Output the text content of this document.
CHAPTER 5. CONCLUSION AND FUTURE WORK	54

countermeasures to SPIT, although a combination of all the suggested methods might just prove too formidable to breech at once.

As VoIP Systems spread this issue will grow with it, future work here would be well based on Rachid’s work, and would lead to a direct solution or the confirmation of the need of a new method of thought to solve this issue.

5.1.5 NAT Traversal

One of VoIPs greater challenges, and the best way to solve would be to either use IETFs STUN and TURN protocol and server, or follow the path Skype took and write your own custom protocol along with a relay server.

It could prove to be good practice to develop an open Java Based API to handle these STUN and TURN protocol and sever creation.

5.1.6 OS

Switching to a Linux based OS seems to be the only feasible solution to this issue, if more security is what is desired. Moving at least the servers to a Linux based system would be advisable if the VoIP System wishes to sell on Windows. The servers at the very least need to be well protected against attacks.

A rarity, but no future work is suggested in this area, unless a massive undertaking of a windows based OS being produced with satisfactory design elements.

» **Description of the task**
Find every line in the records above that contains the word "STUN", and copy each one.

» **Finished task**
One of VoIPs greater challenges, and the best way to solve would be to either use IETFs STUN and TURN protocol and server, or follow the path Skype took and write your own custom protocol along with a relay server.
It could prove to be good practice to develop an open Java Based API to handle these STUN and TURN protocol and sever creation.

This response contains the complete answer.